* Start Source records *
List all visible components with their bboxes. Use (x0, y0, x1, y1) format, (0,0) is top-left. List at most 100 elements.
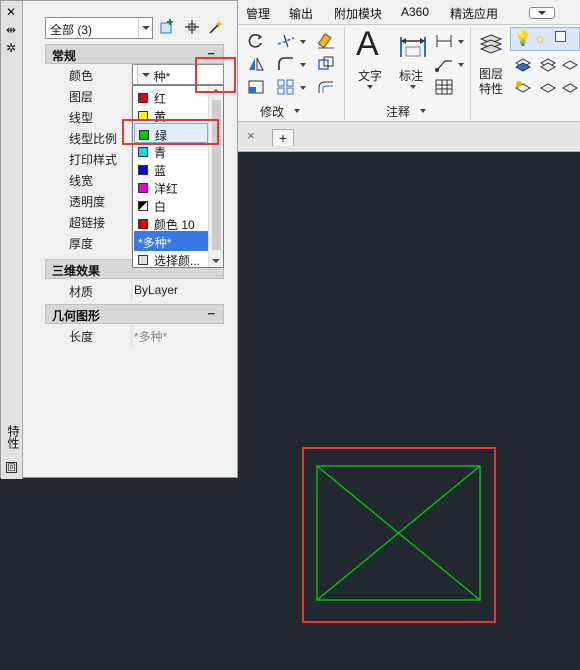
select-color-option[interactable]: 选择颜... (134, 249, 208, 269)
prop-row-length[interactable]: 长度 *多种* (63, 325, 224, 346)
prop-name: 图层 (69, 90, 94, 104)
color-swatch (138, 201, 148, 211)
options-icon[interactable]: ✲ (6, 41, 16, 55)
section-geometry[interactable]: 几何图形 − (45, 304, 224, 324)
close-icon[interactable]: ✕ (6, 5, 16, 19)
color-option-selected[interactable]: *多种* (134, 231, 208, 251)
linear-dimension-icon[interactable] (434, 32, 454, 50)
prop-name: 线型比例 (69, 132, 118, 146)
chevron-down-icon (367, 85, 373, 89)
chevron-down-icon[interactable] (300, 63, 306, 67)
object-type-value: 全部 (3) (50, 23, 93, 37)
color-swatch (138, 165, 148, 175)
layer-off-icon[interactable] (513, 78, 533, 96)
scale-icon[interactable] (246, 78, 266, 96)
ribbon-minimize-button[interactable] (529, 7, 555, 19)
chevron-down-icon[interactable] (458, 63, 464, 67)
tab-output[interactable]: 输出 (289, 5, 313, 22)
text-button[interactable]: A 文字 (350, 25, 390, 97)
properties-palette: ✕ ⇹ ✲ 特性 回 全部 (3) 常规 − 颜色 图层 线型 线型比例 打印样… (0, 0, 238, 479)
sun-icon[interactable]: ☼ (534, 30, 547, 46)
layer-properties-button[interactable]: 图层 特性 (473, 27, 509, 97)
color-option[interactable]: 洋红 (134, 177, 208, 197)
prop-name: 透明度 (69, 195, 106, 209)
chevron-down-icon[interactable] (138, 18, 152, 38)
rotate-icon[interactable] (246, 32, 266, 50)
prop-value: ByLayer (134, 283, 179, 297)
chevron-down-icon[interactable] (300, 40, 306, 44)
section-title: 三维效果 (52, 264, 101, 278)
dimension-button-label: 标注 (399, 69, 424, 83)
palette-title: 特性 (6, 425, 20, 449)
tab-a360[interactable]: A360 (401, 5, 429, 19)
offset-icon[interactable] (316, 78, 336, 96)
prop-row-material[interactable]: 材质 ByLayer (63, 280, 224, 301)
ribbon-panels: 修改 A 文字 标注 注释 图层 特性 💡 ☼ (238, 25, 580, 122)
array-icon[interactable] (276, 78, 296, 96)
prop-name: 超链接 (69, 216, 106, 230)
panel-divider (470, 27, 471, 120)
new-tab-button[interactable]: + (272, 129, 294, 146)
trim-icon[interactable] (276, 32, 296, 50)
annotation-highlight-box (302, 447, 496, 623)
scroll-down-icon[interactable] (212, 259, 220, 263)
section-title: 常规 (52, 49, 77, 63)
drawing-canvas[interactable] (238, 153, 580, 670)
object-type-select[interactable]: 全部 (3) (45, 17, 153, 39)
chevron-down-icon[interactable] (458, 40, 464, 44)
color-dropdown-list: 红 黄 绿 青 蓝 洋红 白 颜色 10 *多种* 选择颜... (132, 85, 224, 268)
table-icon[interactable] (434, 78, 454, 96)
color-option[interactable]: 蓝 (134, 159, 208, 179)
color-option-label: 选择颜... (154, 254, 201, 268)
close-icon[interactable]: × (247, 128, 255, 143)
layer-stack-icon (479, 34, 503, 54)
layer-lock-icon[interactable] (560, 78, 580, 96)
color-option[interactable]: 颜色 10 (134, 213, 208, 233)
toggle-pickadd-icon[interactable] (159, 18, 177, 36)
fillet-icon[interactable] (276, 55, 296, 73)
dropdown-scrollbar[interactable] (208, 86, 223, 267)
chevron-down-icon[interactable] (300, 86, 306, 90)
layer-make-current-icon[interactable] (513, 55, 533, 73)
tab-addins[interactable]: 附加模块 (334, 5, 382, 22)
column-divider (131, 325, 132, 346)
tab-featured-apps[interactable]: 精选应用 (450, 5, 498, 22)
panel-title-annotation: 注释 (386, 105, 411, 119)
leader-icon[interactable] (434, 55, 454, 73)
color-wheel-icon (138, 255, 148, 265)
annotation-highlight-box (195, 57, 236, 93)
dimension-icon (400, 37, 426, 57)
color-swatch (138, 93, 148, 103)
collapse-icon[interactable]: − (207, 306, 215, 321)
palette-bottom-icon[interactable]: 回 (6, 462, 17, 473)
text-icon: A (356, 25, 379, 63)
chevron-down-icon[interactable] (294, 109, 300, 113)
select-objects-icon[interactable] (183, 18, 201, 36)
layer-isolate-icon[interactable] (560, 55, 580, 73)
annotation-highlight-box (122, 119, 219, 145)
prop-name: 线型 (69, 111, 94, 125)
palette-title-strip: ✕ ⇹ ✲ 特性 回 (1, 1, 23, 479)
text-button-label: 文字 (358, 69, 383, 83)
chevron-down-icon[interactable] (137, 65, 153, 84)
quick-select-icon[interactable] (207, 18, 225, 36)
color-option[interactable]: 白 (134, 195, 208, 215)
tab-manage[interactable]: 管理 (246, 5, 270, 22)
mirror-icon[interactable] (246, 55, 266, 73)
* End Source records *
Brief:
Turn every line of the records above into a numbered list, skipping blank lines and leaving out the pictures.

Answer for this exercise:
1. List all visible components with their bboxes. Use (x0, y0, x1, y1) format, (0,0) is top-left. List at most 100 elements.
2. select-color-option[interactable]: 选择颜... (134, 249, 208, 269)
3. prop-row-length[interactable]: 长度 *多种* (63, 325, 224, 346)
4. prop-name: 图层 (69, 90, 94, 104)
5. color-swatch (138, 201, 148, 211)
6. options-icon[interactable]: ✲ (6, 41, 16, 55)
7. section-geometry[interactable]: 几何图形 − (45, 304, 224, 324)
8. close-icon[interactable]: ✕ (6, 5, 16, 19)
9. color-option-selected[interactable]: *多种* (134, 231, 208, 251)
10. linear-dimension-icon[interactable] (434, 32, 454, 50)
11. prop-name: 线型比例 (69, 132, 118, 146)
12. chevron-down-icon (367, 85, 373, 89)
13. chevron-down-icon[interactable] (300, 63, 306, 67)
14. object-type-value: 全部 (3) (50, 23, 93, 37)
15. color-swatch (138, 165, 148, 175)
16. layer-off-icon[interactable] (513, 78, 533, 96)
17. scale-icon[interactable] (246, 78, 266, 96)
18. ribbon-minimize-button[interactable] (529, 7, 555, 19)
19. chevron-down-icon[interactable] (458, 63, 464, 67)
20. tab-output[interactable]: 输出 (289, 5, 313, 22)
21. text-button[interactable]: A 文字 (350, 25, 390, 97)
22. properties-palette: ✕ ⇹ ✲ 特性 回 全部 (3) 常规 − 颜色 图层 线型 线型比例 打印样… (0, 0, 238, 479)
23. sun-icon[interactable]: ☼ (534, 30, 547, 46)
24. layer-properties-button[interactable]: 图层 特性 (473, 27, 509, 97)
25. color-option[interactable]: 洋红 (134, 177, 208, 197)
26. prop-name: 透明度 (69, 195, 106, 209)
27. chevron-down-icon[interactable] (138, 18, 152, 38)
28. rotate-icon[interactable] (246, 32, 266, 50)
29. prop-value: ByLayer (134, 283, 179, 297)
30. chevron-down-icon[interactable] (300, 40, 306, 44)
31. section-title: 三维效果 (52, 264, 101, 278)
32. dimension-button-label: 标注 (399, 69, 424, 83)
33. palette-title: 特性 (6, 425, 20, 449)
34. tab-a360[interactable]: A360 (401, 5, 429, 19)
35. offset-icon[interactable] (316, 78, 336, 96)
36. prop-row-material[interactable]: 材质 ByLayer (63, 280, 224, 301)
37. ribbon-panels: 修改 A 文字 标注 注释 图层 特性 💡 ☼ (238, 25, 580, 122)
38. array-icon[interactable] (276, 78, 296, 96)
39. prop-name: 超链接 (69, 216, 106, 230)
40. panel-divider (470, 27, 471, 120)
41. new-tab-button[interactable]: + (272, 129, 294, 146)
42. trim-icon[interactable] (276, 32, 296, 50)
43. annotation-highlight-box (302, 447, 496, 623)
44. scroll-down-icon[interactable] (212, 259, 220, 263)
45. section-title: 常规 (52, 49, 77, 63)
46. drawing-canvas[interactable] (238, 153, 580, 670)
47. object-type-select[interactable]: 全部 (3) (45, 17, 153, 39)
48. chevron-down-icon[interactable] (458, 40, 464, 44)
49. color-dropdown-list: 红 黄 绿 青 蓝 洋红 白 颜色 10 *多种* 选择颜... (132, 85, 224, 268)
50. table-icon[interactable] (434, 78, 454, 96)
51. color-option[interactable]: 蓝 (134, 159, 208, 179)
52. color-option-label: 选择颜... (154, 254, 201, 268)
53. close-icon[interactable]: × (247, 128, 255, 143)
54. layer-stack-icon (479, 34, 503, 54)
55. layer-lock-icon[interactable] (560, 78, 580, 96)
56. color-option[interactable]: 颜色 10 (134, 213, 208, 233)
57. toggle-pickadd-icon[interactable] (159, 18, 177, 36)
58. fillet-icon[interactable] (276, 55, 296, 73)
59. dropdown-scrollbar[interactable] (208, 86, 223, 267)
60. chevron-down-icon[interactable] (300, 86, 306, 90)
61. layer-make-current-icon[interactable] (513, 55, 533, 73)
62. tab-addins[interactable]: 附加模块 (334, 5, 382, 22)
63. column-divider (131, 325, 132, 346)
64. tab-featured-apps[interactable]: 精选应用 (450, 5, 498, 22)
65. panel-title-annotation: 注释 (386, 105, 411, 119)
66. leader-icon[interactable] (434, 55, 454, 73)
67. color-wheel-icon (138, 255, 148, 265)
68. annotation-highlight-box (195, 57, 236, 93)
69. dimension-icon (400, 37, 426, 57)
70. color-swatch (138, 93, 148, 103)
71. collapse-icon[interactable]: − (207, 306, 215, 321)
72. palette-bottom-icon[interactable]: 回 (6, 462, 17, 473)
73. text-icon: A (356, 25, 379, 63)
74. chevron-down-icon[interactable] (294, 109, 300, 113)
75. select-objects-icon[interactable] (183, 18, 201, 36)
76. layer-isolate-icon[interactable] (560, 55, 580, 73)
77. annotation-highlight-box (122, 119, 219, 145)
78. prop-name: 线型 (69, 111, 94, 125)
79. palette-title-strip: ✕ ⇹ ✲ 特性 回 (1, 1, 23, 479)
80. text-button-label: 文字 (358, 69, 383, 83)
81. chevron-down-icon[interactable] (137, 65, 153, 84)
82. quick-select-icon[interactable] (207, 18, 225, 36)
83. color-option[interactable]: 白 (134, 195, 208, 215)
84. tab-manage[interactable]: 管理 (246, 5, 270, 22)
85. mirror-icon[interactable] (246, 55, 266, 73)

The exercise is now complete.